- [EXERCISE PROMPT]: Leaving out the pictures, transcribe all of the records faithfully.

---- MATERIAL TO PROCESS

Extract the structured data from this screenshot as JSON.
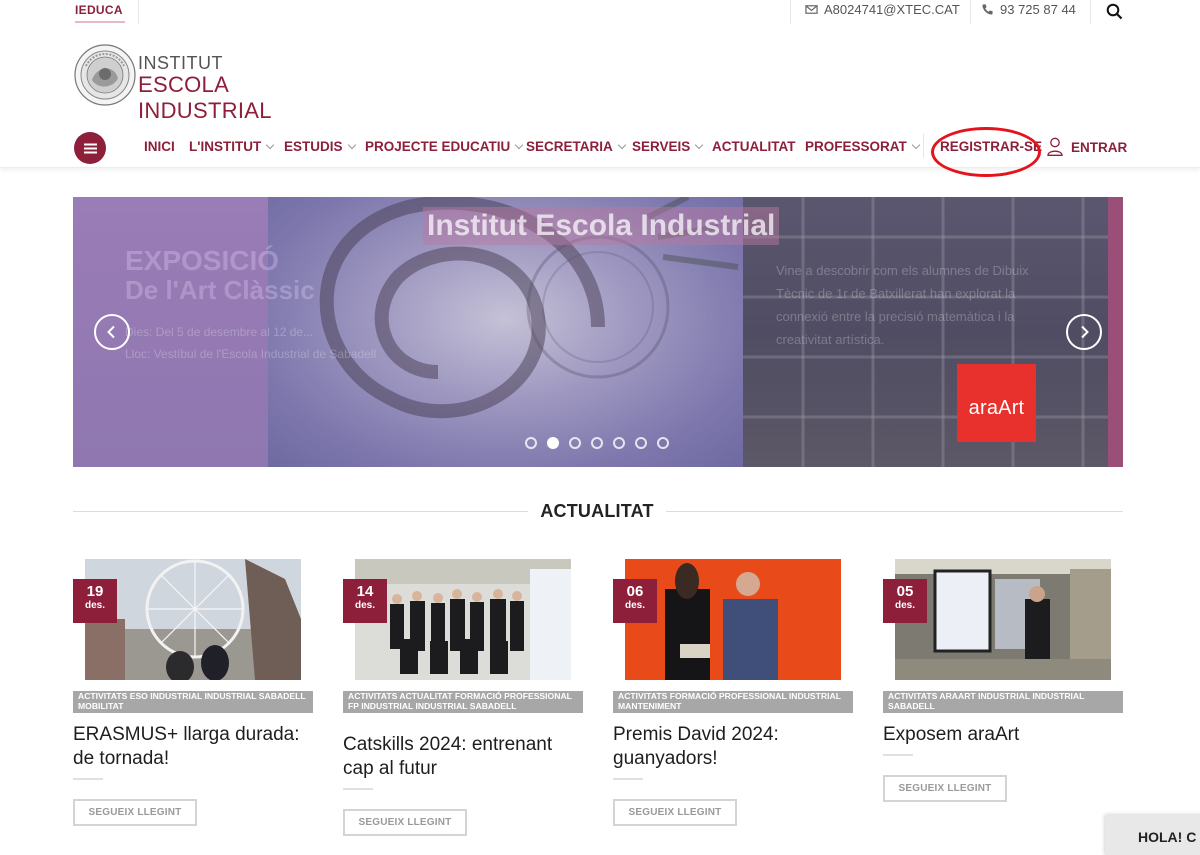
{
  "topbar": {
    "brand": "IEDUCA",
    "email": "A8024741@XTEC.CAT",
    "phone": "93 725 87 44"
  },
  "logo": {
    "line1": "INSTITUT",
    "line2": "ESCOLA INDUSTRIAL"
  },
  "nav": {
    "items": [
      {
        "label": "INICI"
      },
      {
        "label": "L'INSTITUT"
      },
      {
        "label": "ESTUDIS"
      },
      {
        "label": "PROJECTE EDUCATIU"
      },
      {
        "label": "SECRETARIA"
      },
      {
        "label": "SERVEIS"
      },
      {
        "label": "ACTUALITAT"
      },
      {
        "label": "PROFESSORAT"
      }
    ],
    "register": "REGISTRAR-SE",
    "login": "ENTRAR"
  },
  "slider": {
    "title": "Institut Escola Industrial",
    "ghost_heading_1": "EXPOSICIÓ",
    "ghost_heading_2": "De l'Art Clàssic",
    "ghost_line_1": "Dies: Del 5 de desembre al 12 de...",
    "ghost_line_2": "Lloc: Vestíbul de l'Escola Industrial de Sabadell",
    "ghost_text_right": "Vine a descobrir com els alumnes de Dibuix Tècnic de 1r de Batxillerat han explorat la connexió entre la precisió matemàtica i la creativitat artística.",
    "badge": "araArt",
    "dots_count": 7,
    "active_dot": 1
  },
  "section": {
    "title": "ACTUALITAT"
  },
  "posts": [
    {
      "day": "19",
      "month": "des.",
      "categories": "ACTIVITATS ESO INDUSTRIAL INDUSTRIAL SABADELL MOBILITAT",
      "title": "ERASMUS+ llarga durada: de tornada!",
      "cta": "SEGUEIX LLEGINT"
    },
    {
      "day": "14",
      "month": "des.",
      "categories": "ACTIVITATS ACTUALITAT FORMACIÓ PROFESSIONAL FP INDUSTRIAL INDUSTRIAL SABADELL",
      "title": "Catskills 2024: entrenant cap al futur",
      "cta": "SEGUEIX LLEGINT"
    },
    {
      "day": "06",
      "month": "des.",
      "categories": "ACTIVITATS FORMACIÓ PROFESSIONAL INDUSTRIAL MANTENIMENT",
      "title": "Premis David 2024: guanyadors!",
      "cta": "SEGUEIX LLEGINT"
    },
    {
      "day": "05",
      "month": "des.",
      "categories": "ACTIVITATS ARAART INDUSTRIAL INDUSTRIAL SABADELL",
      "title": "Exposem araArt",
      "cta": "SEGUEIX LLEGINT"
    }
  ],
  "chat": {
    "label": "HOLA! C"
  },
  "colors": {
    "brand": "#8d1f3b",
    "highlight_circle": "#e4141c"
  }
}
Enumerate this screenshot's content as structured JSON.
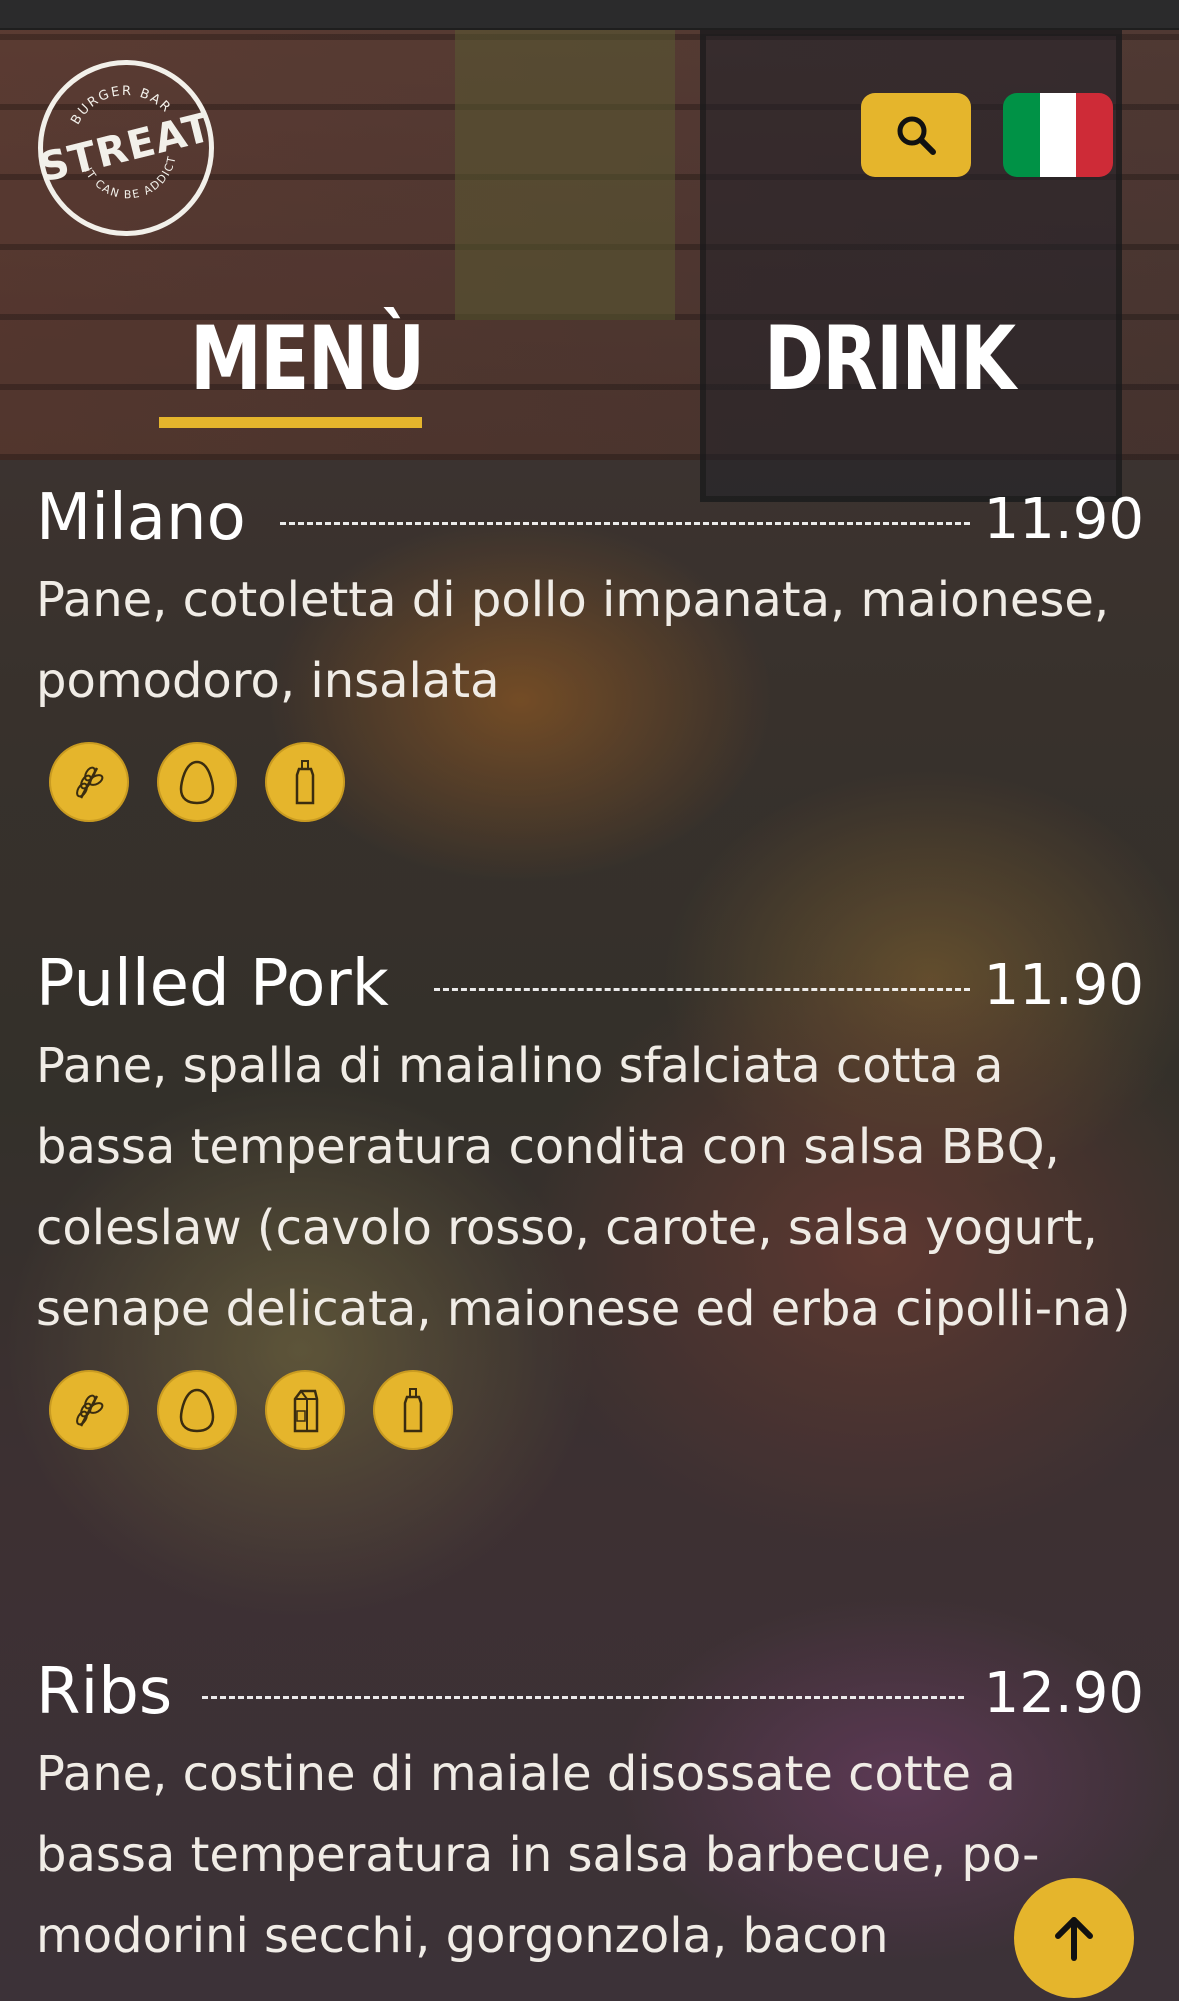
{
  "header": {
    "logo": {
      "top_text": "BURGER BAR",
      "main_text": "STREAT",
      "bottom_text": "IT CAN BE ADDICTIVE",
      "icon": "streat-logo"
    },
    "search_icon": "search-icon",
    "language_flag": "italian-flag-icon",
    "colors": {
      "accent": "#e5b52c",
      "flag_green": "#009246",
      "flag_white": "#ffffff",
      "flag_red": "#ce2b37"
    }
  },
  "tabs": [
    {
      "label": "MENÙ",
      "active": true
    },
    {
      "label": "DRINK",
      "active": false
    }
  ],
  "items": [
    {
      "name": "Milano",
      "price": "11.90",
      "description": "Pane, cotoletta di pollo impanata, maionese, pomodoro, insalata",
      "allergens": [
        "gluten-icon",
        "egg-icon",
        "mustard-icon"
      ]
    },
    {
      "name": "Pulled Pork",
      "price": "11.90",
      "description": "Pane, spalla di maialino sfalciata cotta a bassa temperatura condita con salsa BBQ, coleslaw (cavolo rosso, carote, salsa yogurt, senape delicata, maionese ed erba cipolli-na)",
      "allergens": [
        "gluten-icon",
        "egg-icon",
        "milk-icon",
        "mustard-icon"
      ]
    },
    {
      "name": "Ribs",
      "price": "12.90",
      "description": "Pane, costine di maiale disossate cotte a bassa temperatura in salsa barbecue, po-modorini secchi, gorgonzola, bacon",
      "allergens": []
    }
  ],
  "scroll_to_top_icon": "arrow-up-icon"
}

--------

- [WRITTEN RESPONSE]:
Extract the structured data from this screenshot as JSON.
{
  "topbar": {
    "brand": "IEDUCA",
    "email": "A8024741@XTEC.CAT",
    "phone": "93 725 87 44"
  },
  "logo": {
    "line1": "INSTITUT",
    "line2": "ESCOLA INDUSTRIAL"
  },
  "nav": {
    "items": [
      {
        "label": "INICI"
      },
      {
        "label": "L'INSTITUT"
      },
      {
        "label": "ESTUDIS"
      },
      {
        "label": "PROJECTE EDUCATIU"
      },
      {
        "label": "SECRETARIA"
      },
      {
        "label": "SERVEIS"
      },
      {
        "label": "ACTUALITAT"
      },
      {
        "label": "PROFESSORAT"
      }
    ],
    "register": "REGISTRAR-SE",
    "login": "ENTRAR"
  },
  "slider": {
    "title": "Institut Escola Industrial",
    "ghost_heading_1": "EXPOSICIÓ",
    "ghost_heading_2": "De l'Art Clàssic",
    "ghost_line_1": "Dies: Del 5 de desembre al 12 de...",
    "ghost_line_2": "Lloc: Vestíbul de l'Escola Industrial de Sabadell",
    "ghost_text_right": "Vine a descobrir com els alumnes de Dibuix Tècnic de 1r de Batxillerat han explorat la connexió entre la precisió matemàtica i la creativitat artística.",
    "badge": "araArt",
    "dots_count": 7,
    "active_dot": 1
  },
  "section": {
    "title": "ACTUALITAT"
  },
  "posts": [
    {
      "day": "19",
      "month": "des.",
      "categories": "ACTIVITATS ESO INDUSTRIAL INDUSTRIAL SABADELL MOBILITAT",
      "title": "ERASMUS+ llarga durada: de tornada!",
      "cta": "SEGUEIX LLEGINT"
    },
    {
      "day": "14",
      "month": "des.",
      "categories": "ACTIVITATS ACTUALITAT FORMACIÓ PROFESSIONAL FP INDUSTRIAL INDUSTRIAL SABADELL",
      "title": "Catskills 2024: entrenant cap al futur",
      "cta": "SEGUEIX LLEGINT"
    },
    {
      "day": "06",
      "month": "des.",
      "categories": "ACTIVITATS FORMACIÓ PROFESSIONAL INDUSTRIAL MANTENIMENT",
      "title": "Premis David 2024: guanyadors!",
      "cta": "SEGUEIX LLEGINT"
    },
    {
      "day": "05",
      "month": "des.",
      "categories": "ACTIVITATS ARAART INDUSTRIAL INDUSTRIAL SABADELL",
      "title": "Exposem araArt",
      "cta": "SEGUEIX LLEGINT"
    }
  ],
  "chat": {
    "label": "HOLA! C"
  },
  "colors": {
    "brand": "#8d1f3b",
    "highlight_circle": "#e4141c"
  }
}
Enumerate this screenshot's content as structured JSON.
{
  "header": {
    "logo": {
      "top_text": "BURGER BAR",
      "main_text": "STREAT",
      "bottom_text": "IT CAN BE ADDICTIVE",
      "icon": "streat-logo"
    },
    "search_icon": "search-icon",
    "language_flag": "italian-flag-icon",
    "colors": {
      "accent": "#e5b52c",
      "flag_green": "#009246",
      "flag_white": "#ffffff",
      "flag_red": "#ce2b37"
    }
  },
  "tabs": [
    {
      "label": "MENÙ",
      "active": true
    },
    {
      "label": "DRINK",
      "active": false
    }
  ],
  "items": [
    {
      "name": "Milano",
      "price": "11.90",
      "description": "Pane, cotoletta di pollo impanata, maionese, pomodoro, insalata",
      "allergens": [
        "gluten-icon",
        "egg-icon",
        "mustard-icon"
      ]
    },
    {
      "name": "Pulled Pork",
      "price": "11.90",
      "description": "Pane, spalla di maialino sfalciata cotta a bassa temperatura condita con salsa BBQ, coleslaw (cavolo rosso, carote, salsa yogurt, senape delicata, maionese ed erba cipolli-na)",
      "allergens": [
        "gluten-icon",
        "egg-icon",
        "milk-icon",
        "mustard-icon"
      ]
    },
    {
      "name": "Ribs",
      "price": "12.90",
      "description": "Pane, costine di maiale disossate cotte a bassa temperatura in salsa barbecue, po-modorini secchi, gorgonzola, bacon",
      "allergens": []
    }
  ],
  "scroll_to_top_icon": "arrow-up-icon"
}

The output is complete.